Figure record extracts
****************************************

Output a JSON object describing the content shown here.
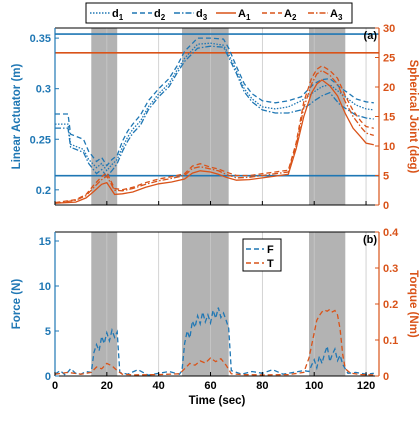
{
  "colors": {
    "blue": "#1f77b4",
    "orange": "#d95319",
    "shade": "#a6a6a6",
    "grid": "#c8c8c8"
  },
  "chart_data": [
    {
      "panel": "(a)",
      "type": "line",
      "xlim": [
        0,
        125
      ],
      "xticks": [
        0,
        20,
        40,
        60,
        80,
        100,
        120
      ],
      "xtick_labels": [
        "",
        "",
        "",
        "",
        "",
        "",
        ""
      ],
      "ylim_left": [
        0.185,
        0.36
      ],
      "yticks_left": [
        0.2,
        0.25,
        0.3,
        0.35
      ],
      "ytick_labels_left": [
        "0.2",
        "0.25",
        "0.3",
        "0.35"
      ],
      "ylabel_left": "Linear Actuator (m)",
      "ylim_right": [
        0,
        30
      ],
      "yticks_right": [
        0,
        5,
        10,
        15,
        20,
        25,
        30
      ],
      "ytick_labels_right": [
        "0",
        "5",
        "10",
        "15",
        "20",
        "25",
        "30"
      ],
      "ylabel_right": "Spherical Joint (deg)",
      "grid_x": true,
      "shaded_intervals": [
        [
          14,
          24
        ],
        [
          49,
          67
        ],
        [
          98,
          112
        ]
      ],
      "hlines": [
        {
          "axis": "left",
          "y": 0.354,
          "color": "blue"
        },
        {
          "axis": "left",
          "y": 0.214,
          "color": "blue"
        },
        {
          "axis": "right",
          "y": 25.8,
          "color": "orange"
        }
      ],
      "legend_position": "top outside",
      "legend": [
        {
          "label": "d",
          "sub": "1",
          "color": "blue",
          "dash": "1.5,1.5"
        },
        {
          "label": "d",
          "sub": "2",
          "color": "blue",
          "dash": "5,3"
        },
        {
          "label": "d",
          "sub": "3",
          "color": "blue",
          "dash": "6,2,1.5,2"
        },
        {
          "label": "A",
          "sub": "1",
          "color": "orange",
          "dash": ""
        },
        {
          "label": "A",
          "sub": "2",
          "color": "orange",
          "dash": "5,3"
        },
        {
          "label": "A",
          "sub": "3",
          "color": "orange",
          "dash": "6,2,1.5,2"
        }
      ],
      "series": [
        {
          "name": "d1",
          "axis": "left",
          "color": "blue",
          "dash": "1.5,1.5",
          "x": [
            0,
            5,
            6,
            11,
            13,
            16,
            18,
            20,
            22,
            24,
            26,
            28,
            30,
            33,
            36,
            40,
            44,
            47,
            50,
            55,
            60,
            65,
            67,
            70,
            73,
            76,
            80,
            85,
            90,
            95,
            98,
            100,
            103,
            106,
            108,
            110,
            113,
            116,
            120,
            123
          ],
          "y": [
            0.265,
            0.265,
            0.245,
            0.24,
            0.23,
            0.222,
            0.226,
            0.219,
            0.225,
            0.23,
            0.242,
            0.252,
            0.26,
            0.268,
            0.282,
            0.295,
            0.305,
            0.318,
            0.33,
            0.344,
            0.345,
            0.343,
            0.334,
            0.318,
            0.3,
            0.29,
            0.282,
            0.28,
            0.282,
            0.288,
            0.293,
            0.297,
            0.302,
            0.304,
            0.3,
            0.296,
            0.29,
            0.284,
            0.28,
            0.279
          ]
        },
        {
          "name": "d2",
          "axis": "left",
          "color": "blue",
          "dash": "5,3",
          "x": [
            0,
            5,
            6,
            11,
            13,
            16,
            18,
            20,
            22,
            24,
            26,
            28,
            30,
            33,
            36,
            40,
            44,
            47,
            50,
            55,
            60,
            65,
            67,
            70,
            73,
            76,
            80,
            85,
            90,
            95,
            98,
            100,
            103,
            106,
            108,
            110,
            113,
            116,
            120,
            123
          ],
          "y": [
            0.275,
            0.275,
            0.255,
            0.25,
            0.238,
            0.228,
            0.232,
            0.224,
            0.23,
            0.234,
            0.248,
            0.258,
            0.265,
            0.274,
            0.288,
            0.3,
            0.31,
            0.322,
            0.337,
            0.35,
            0.35,
            0.349,
            0.34,
            0.322,
            0.305,
            0.295,
            0.288,
            0.286,
            0.288,
            0.292,
            0.3,
            0.305,
            0.309,
            0.31,
            0.306,
            0.301,
            0.296,
            0.29,
            0.287,
            0.286
          ]
        },
        {
          "name": "d3",
          "axis": "left",
          "color": "blue",
          "dash": "6,2,1.5,2",
          "x": [
            0,
            5,
            6,
            11,
            13,
            16,
            18,
            20,
            22,
            24,
            26,
            28,
            30,
            33,
            36,
            40,
            44,
            47,
            50,
            55,
            60,
            65,
            67,
            70,
            73,
            76,
            80,
            85,
            90,
            95,
            98,
            100,
            103,
            106,
            108,
            110,
            113,
            116,
            120,
            123
          ],
          "y": [
            0.261,
            0.261,
            0.242,
            0.237,
            0.226,
            0.216,
            0.22,
            0.213,
            0.219,
            0.226,
            0.238,
            0.248,
            0.256,
            0.264,
            0.279,
            0.292,
            0.302,
            0.315,
            0.327,
            0.34,
            0.342,
            0.341,
            0.331,
            0.315,
            0.297,
            0.287,
            0.279,
            0.276,
            0.276,
            0.279,
            0.284,
            0.288,
            0.293,
            0.296,
            0.29,
            0.284,
            0.279,
            0.274,
            0.271,
            0.27
          ]
        },
        {
          "name": "A1",
          "axis": "right",
          "color": "orange",
          "dash": "",
          "x": [
            0,
            8,
            12,
            15,
            18,
            20,
            23,
            26,
            30,
            35,
            40,
            45,
            50,
            53,
            56,
            60,
            63,
            66,
            70,
            75,
            80,
            85,
            90,
            93,
            96,
            99,
            101,
            103,
            106,
            109,
            112,
            115,
            118,
            120,
            123
          ],
          "y": [
            0.3,
            0.5,
            1.2,
            2.3,
            3.5,
            3.8,
            1.8,
            1.9,
            2.2,
            3.0,
            3.6,
            3.9,
            4.4,
            5.4,
            5.8,
            5.6,
            5.2,
            4.7,
            4.2,
            4.3,
            4.6,
            4.9,
            5.2,
            9.5,
            15,
            19,
            20.5,
            21.2,
            20.2,
            18.5,
            15.5,
            13,
            11.5,
            10.5,
            10.2
          ]
        },
        {
          "name": "A2",
          "axis": "right",
          "color": "orange",
          "dash": "5,3",
          "x": [
            0,
            8,
            12,
            15,
            18,
            20,
            23,
            26,
            30,
            35,
            40,
            45,
            50,
            53,
            56,
            60,
            63,
            66,
            70,
            75,
            80,
            85,
            90,
            93,
            96,
            99,
            101,
            103,
            106,
            109,
            112,
            115,
            118,
            120,
            123
          ],
          "y": [
            0.4,
            0.9,
            1.8,
            3.4,
            4.8,
            5.5,
            2.8,
            2.6,
            3.0,
            3.8,
            4.4,
            4.8,
            5.3,
            6.6,
            7.0,
            6.4,
            6.1,
            5.6,
            5.0,
            5.0,
            5.3,
            5.6,
            5.9,
            10.5,
            17.5,
            21.5,
            23,
            23.6,
            22.8,
            21.5,
            18.5,
            16,
            14.2,
            13.3,
            13
          ]
        },
        {
          "name": "A3",
          "axis": "right",
          "color": "orange",
          "dash": "6,2,1.5,2",
          "x": [
            0,
            8,
            12,
            15,
            18,
            20,
            23,
            26,
            30,
            35,
            40,
            45,
            50,
            53,
            56,
            60,
            63,
            66,
            70,
            75,
            80,
            85,
            90,
            93,
            96,
            99,
            101,
            103,
            106,
            109,
            112,
            115,
            118,
            120,
            123
          ],
          "y": [
            0.3,
            0.8,
            1.6,
            3.0,
            4.3,
            4.9,
            2.5,
            2.4,
            2.8,
            3.5,
            4.1,
            4.5,
            5.0,
            6.2,
            6.5,
            6.1,
            5.8,
            5.2,
            4.6,
            4.7,
            5.0,
            5.3,
            5.6,
            10,
            16.5,
            20.5,
            22.2,
            22.8,
            22,
            20.5,
            17.5,
            15,
            13.2,
            12.2,
            11.8
          ]
        }
      ]
    },
    {
      "panel": "(b)",
      "type": "line",
      "xlim": [
        0,
        125
      ],
      "xticks": [
        0,
        20,
        40,
        60,
        80,
        100,
        120
      ],
      "xtick_labels": [
        "0",
        "20",
        "40",
        "60",
        "80",
        "100",
        "120"
      ],
      "xlabel": "Time (sec)",
      "ylim_left": [
        0,
        16
      ],
      "yticks_left": [
        0,
        5,
        10,
        15
      ],
      "ytick_labels_left": [
        "0",
        "5",
        "10",
        "15"
      ],
      "ylabel_left": "Force (N)",
      "ylim_right": [
        0,
        0.4
      ],
      "yticks_right": [
        0,
        0.1,
        0.2,
        0.3,
        0.4
      ],
      "ytick_labels_right": [
        "0",
        "0.1",
        "0.2",
        "0.3",
        "0.4"
      ],
      "ylabel_right": "Torque (Nm)",
      "grid_x": true,
      "shaded_intervals": [
        [
          14,
          24
        ],
        [
          49,
          67
        ],
        [
          98,
          112
        ]
      ],
      "legend_position": "top-center",
      "legend": [
        {
          "label": "F",
          "color": "blue",
          "dash": "5,3"
        },
        {
          "label": "T",
          "color": "orange",
          "dash": "5,3"
        }
      ],
      "series": [
        {
          "name": "F",
          "axis": "left",
          "color": "blue",
          "dash": "5,3",
          "x": [
            0,
            2,
            4,
            6,
            8,
            10,
            12,
            14,
            15,
            16,
            17,
            18,
            19,
            20,
            21,
            22,
            23,
            24,
            25,
            28,
            32,
            36,
            40,
            44,
            48,
            49,
            50,
            51,
            52,
            53,
            54,
            55,
            56,
            57,
            58,
            59,
            60,
            61,
            62,
            63,
            64,
            65,
            66,
            67,
            68,
            72,
            76,
            80,
            84,
            88,
            92,
            96,
            98,
            99,
            100,
            101,
            102,
            103,
            104,
            105,
            106,
            107,
            108,
            109,
            110,
            111,
            112,
            113,
            116,
            120,
            123
          ],
          "y": [
            0.2,
            0.6,
            0.1,
            0.8,
            0.3,
            0.2,
            0.5,
            0.4,
            2.6,
            3.5,
            2.8,
            4.4,
            3.6,
            4.8,
            3.9,
            5.1,
            4.3,
            4.9,
            0.4,
            0.2,
            0.7,
            0.1,
            0.3,
            0.5,
            0.2,
            0.6,
            3.6,
            5.0,
            4.2,
            6.1,
            5.4,
            6.7,
            5.8,
            7.1,
            6.0,
            6.8,
            5.9,
            7.3,
            6.4,
            7.6,
            6.5,
            7.0,
            6.2,
            5.3,
            0.6,
            0.2,
            0.5,
            0.3,
            0.7,
            0.2,
            0.4,
            0.6,
            0.5,
            1.2,
            1.8,
            0.9,
            2.2,
            1.4,
            2.5,
            3.3,
            1.6,
            2.4,
            3.0,
            1.7,
            2.3,
            1.3,
            0.8,
            0.3,
            0.4,
            0.2,
            0.3
          ]
        },
        {
          "name": "T",
          "axis": "right",
          "color": "orange",
          "dash": "5,3",
          "x": [
            0,
            5,
            10,
            14,
            16,
            18,
            20,
            22,
            24,
            26,
            30,
            40,
            48,
            50,
            52,
            54,
            56,
            58,
            60,
            62,
            64,
            66,
            67,
            68,
            72,
            80,
            90,
            96,
            98,
            100,
            101,
            102,
            103,
            104,
            105,
            106,
            107,
            108,
            109,
            110,
            111,
            112,
            114,
            118,
            123
          ],
          "y": [
            0.005,
            0.01,
            0.005,
            0.01,
            0.025,
            0.02,
            0.035,
            0.028,
            0.015,
            0.005,
            0.003,
            0.004,
            0.006,
            0.02,
            0.035,
            0.03,
            0.042,
            0.036,
            0.05,
            0.04,
            0.048,
            0.03,
            0.018,
            0.006,
            0.004,
            0.003,
            0.004,
            0.01,
            0.05,
            0.12,
            0.155,
            0.168,
            0.178,
            0.183,
            0.18,
            0.185,
            0.178,
            0.182,
            0.17,
            0.13,
            0.06,
            0.02,
            0.008,
            0.004,
            0.003
          ]
        }
      ]
    }
  ]
}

****************************************

Given request
Ascertain the number of lines in the entries that include the word "name", and report only that number.

Written solution
8